Entries provided:
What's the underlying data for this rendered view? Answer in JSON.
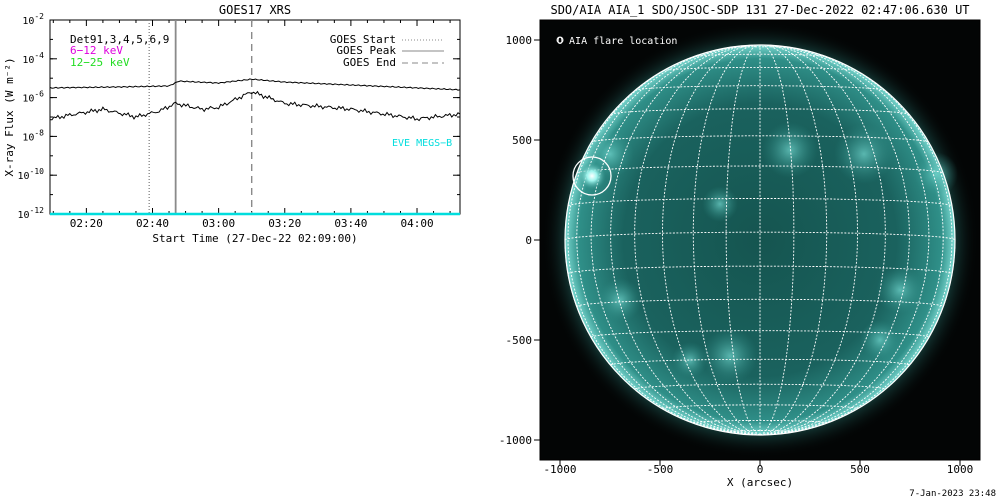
{
  "chart_data": [
    {
      "type": "line",
      "title": "GOES17 XRS",
      "xlabel": "Start Time (27-Dec-22 02:09:00)",
      "ylabel": "X-ray Flux (W m⁻²)",
      "yscale": "log",
      "ylim_exponent": [
        -12,
        -2
      ],
      "ytick_base": "10",
      "ytick_exponents": [
        "-12",
        "-10",
        "-8",
        "-6",
        "-4",
        "-2"
      ],
      "xlim": [
        "02:09",
        "04:13"
      ],
      "xticks": [
        "02:20",
        "02:40",
        "03:00",
        "03:20",
        "03:40",
        "04:00"
      ],
      "legend_left": [
        {
          "label": "Det91,3,4,5,6,9",
          "color": "#000000"
        },
        {
          "label": "6−12 keV",
          "color": "#dd00dd"
        },
        {
          "label": "12−25 keV",
          "color": "#22dd22"
        }
      ],
      "legend_right": [
        {
          "label": "GOES Start",
          "style": "dotted"
        },
        {
          "label": "GOES Peak",
          "style": "solid"
        },
        {
          "label": "GOES End",
          "style": "dashed"
        }
      ],
      "annotation": "EVE MEGS−B",
      "annotation_color": "#00dddd",
      "vlines": [
        {
          "name": "GOES Start",
          "time": "02:39",
          "style": "dotted"
        },
        {
          "name": "GOES Peak",
          "time": "02:47",
          "style": "solid"
        },
        {
          "name": "GOES End",
          "time": "03:10",
          "style": "dashed"
        }
      ],
      "series": [
        {
          "name": "long channel",
          "x": [
            "02:09",
            "02:30",
            "02:45",
            "02:48",
            "03:00",
            "03:10",
            "03:20",
            "03:40",
            "04:13"
          ],
          "log_values": [
            -5.5,
            -5.45,
            -5.4,
            -5.15,
            -5.25,
            -5.05,
            -5.2,
            -5.35,
            -5.6
          ]
        },
        {
          "name": "short channel",
          "x": [
            "02:09",
            "02:15",
            "02:25",
            "02:35",
            "02:42",
            "02:47",
            "02:55",
            "03:00",
            "03:05",
            "03:10",
            "03:20",
            "03:40",
            "04:00",
            "04:13"
          ],
          "log_values": [
            -7.1,
            -6.9,
            -6.6,
            -7.0,
            -6.7,
            -6.3,
            -6.6,
            -6.5,
            -6.1,
            -5.7,
            -6.3,
            -6.6,
            -7.1,
            -6.85
          ]
        },
        {
          "name": "baseline",
          "color": "#00dddd",
          "x": [
            "02:09",
            "04:13"
          ],
          "log_values": [
            -12,
            -12
          ]
        }
      ]
    },
    {
      "type": "image",
      "title": "SDO/AIA AIA_1 SDO/JSOC-SDP 131 27-Dec-2022 02:47:06.630 UT",
      "xlabel": "X (arcsec)",
      "xlim": [
        -1100,
        1100
      ],
      "ylim": [
        -1100,
        1100
      ],
      "xticks": [
        "-1000",
        "-500",
        "0",
        "500",
        "1000"
      ],
      "yticks": [
        "1000",
        "500",
        "0",
        "-500",
        "-1000"
      ],
      "legend": "O AIA flare location",
      "flare_location_arcsec": [
        -840,
        320
      ],
      "solar_radius_arcsec": 975,
      "grid_spacing_deg": 10,
      "disk_color": "#1e6e6a"
    }
  ],
  "footer": {
    "timestamp": "7-Jan-2023 23:48"
  }
}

Given instruction: Identify the lines above with the word "xlabel". Copy them.

Solution:
      "xlabel": "Start Time (27-Dec-22 02:09:00)",
      "xlabel": "X (arcsec)",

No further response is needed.